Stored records
+++++
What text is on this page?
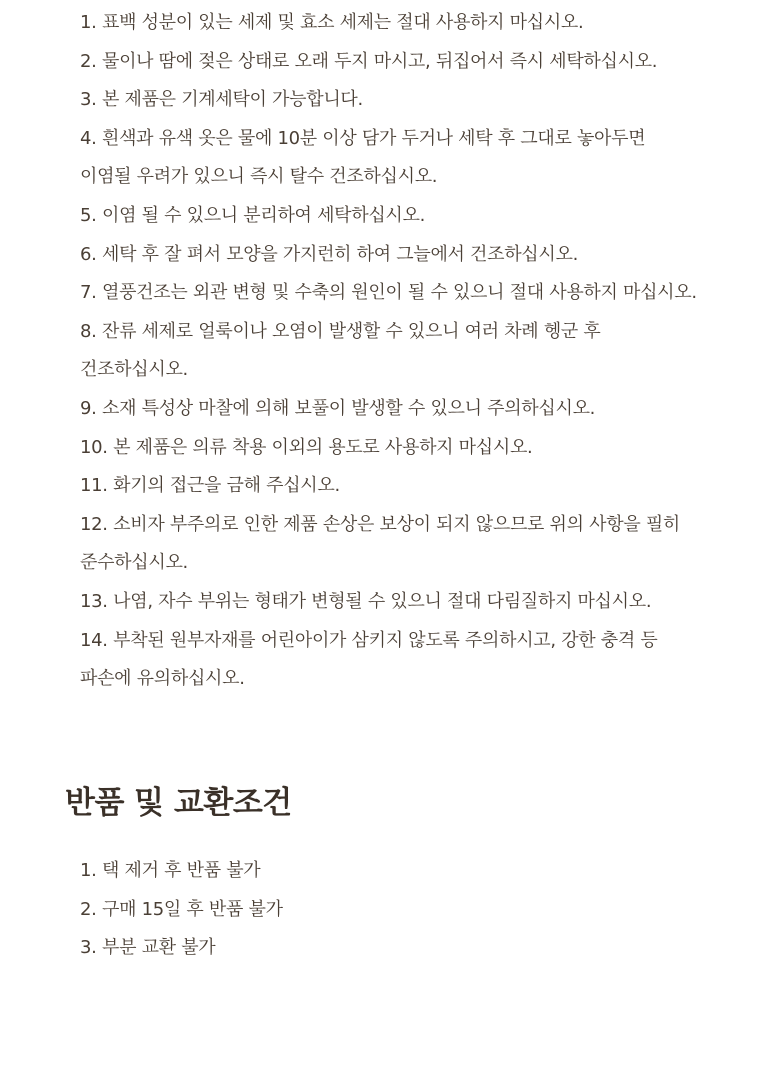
1. 표백 성분이 있는 세제 및 효소 세제는 절대 사용하지 마십시오.
2. 물이나 땀에 젖은 상태로 오래 두지 마시고, 뒤집어서 즉시 세탁하십시오.
3. 본 제품은 기계세탁이 가능합니다.
4. 흰색과 유색 옷은 물에 10분 이상 담가 두거나 세탁 후 그대로 놓아두면
이염될 우려가 있으니 즉시 탈수 건조하십시오.
5. 이염 될 수 있으니 분리하여 세탁하십시오.
6. 세탁 후 잘 펴서 모양을 가지런히 하여 그늘에서 건조하십시오.
7. 열풍건조는 외관 변형 및 수축의 원인이 될 수 있으니 절대 사용하지 마십시오.
8. 잔류 세제로 얼룩이나 오염이 발생할 수 있으니 여러 차례 헹군 후
건조하십시오.
9. 소재 특성상 마찰에 의해 보풀이 발생할 수 있으니 주의하십시오.
10. 본 제품은 의류 착용 이외의 용도로 사용하지 마십시오.
11. 화기의 접근을 금해 주십시오.
12. 소비자 부주의로 인한 제품 손상은 보상이 되지 않으므로 위의 사항을 필히
준수하십시오.
13. 나염, 자수 부위는 형태가 변형될 수 있으니 절대 다림질하지 마십시오.
14. 부착된 원부자재를 어린아이가 삼키지 않도록 주의하시고, 강한 충격 등
파손에 유의하십시오.
반품 및 교환조건
1. 택 제거 후 반품 불가
2. 구매 15일 후 반품 불가
3. 부분 교환 불가
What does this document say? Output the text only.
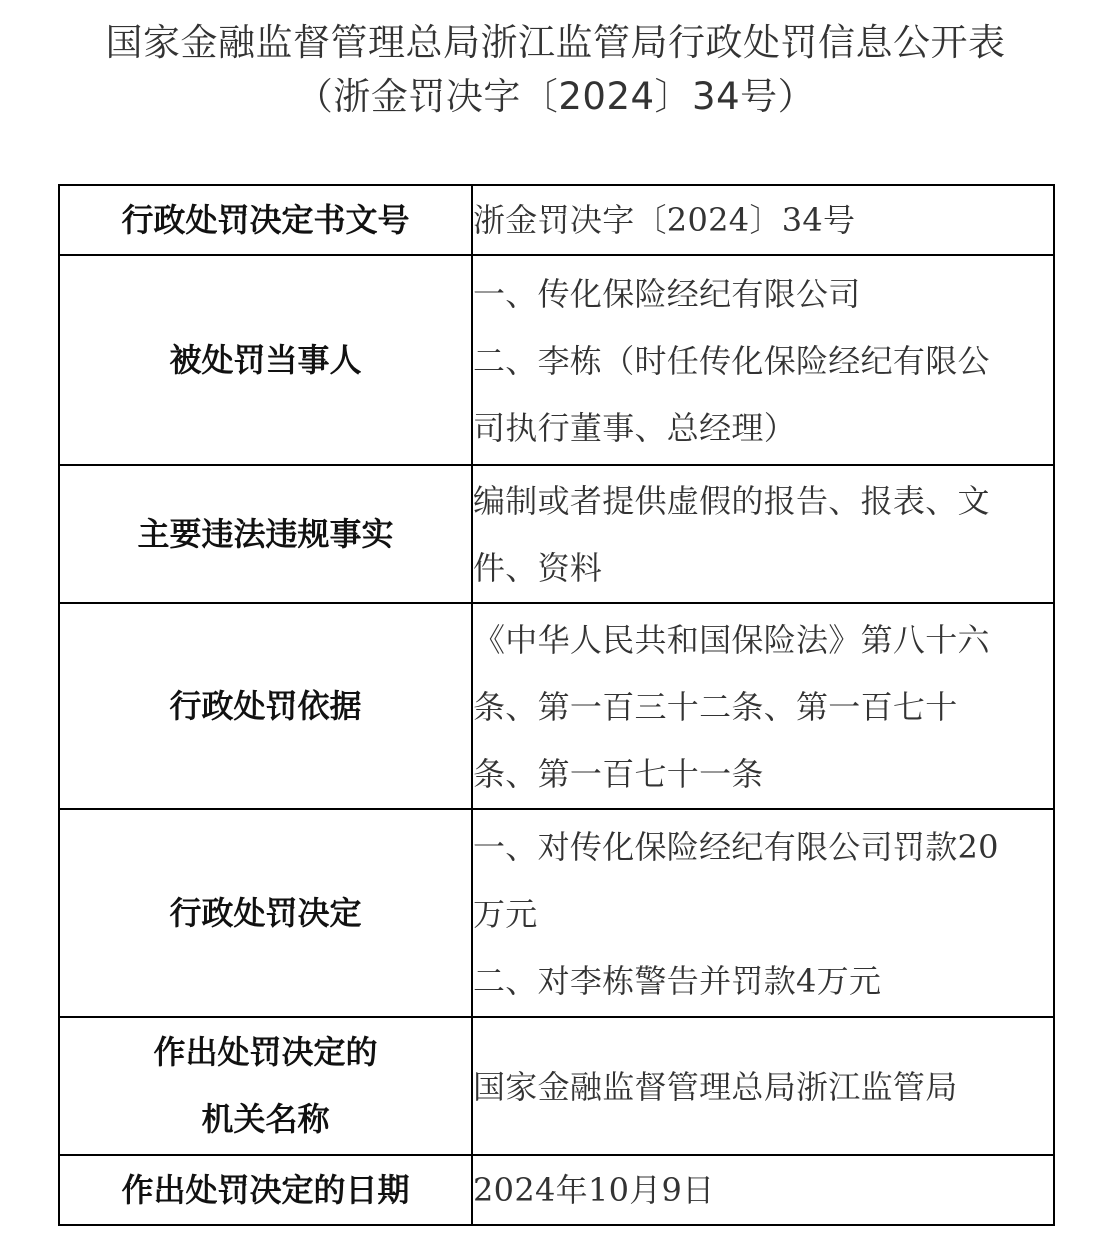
国家金融监督管理总局浙江监管局行政处罚信息公开表
（浙金罚决字〔2024〕34号）
行政处罚决定书文号	浙金罚决字〔2024〕34号

被处罚当事人	一、传化保险经纪有限公司
二、李栋（时任传化保险经纪有限公
司执行董事、总经理）

主要违法违规事实	编制或者提供虚假的报告、报表、文
件、资料

行政处罚依据	《中华人民共和国保险法》第八十六
条、第一百三十二条、第一百七十
条、第一百七十一条

行政处罚决定	一、对传化保险经纪有限公司罚款20
万元
二、对李栋警告并罚款4万元

作出处罚决定的
机关名称	国家金融监督管理总局浙江监管局

作出处罚决定的日期	2024年10月9日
+++++
What you are asked to do
In the records above, find the line containing "What does this". Reproduce it and every line after it through the last line, omitting pictures.

In response
What does this document say? Output the text only.
国家金融监督管理总局浙江监管局行政处罚信息公开表
（浙金罚决字〔2024〕34号）
行政处罚决定书文号	浙金罚决字〔2024〕34号

被处罚当事人	一、传化保险经纪有限公司
二、李栋（时任传化保险经纪有限公
司执行董事、总经理）

主要违法违规事实	编制或者提供虚假的报告、报表、文
件、资料

行政处罚依据	《中华人民共和国保险法》第八十六
条、第一百三十二条、第一百七十
条、第一百七十一条

行政处罚决定	一、对传化保险经纪有限公司罚款20
万元
二、对李栋警告并罚款4万元

作出处罚决定的
机关名称	国家金融监督管理总局浙江监管局

作出处罚决定的日期	2024年10月9日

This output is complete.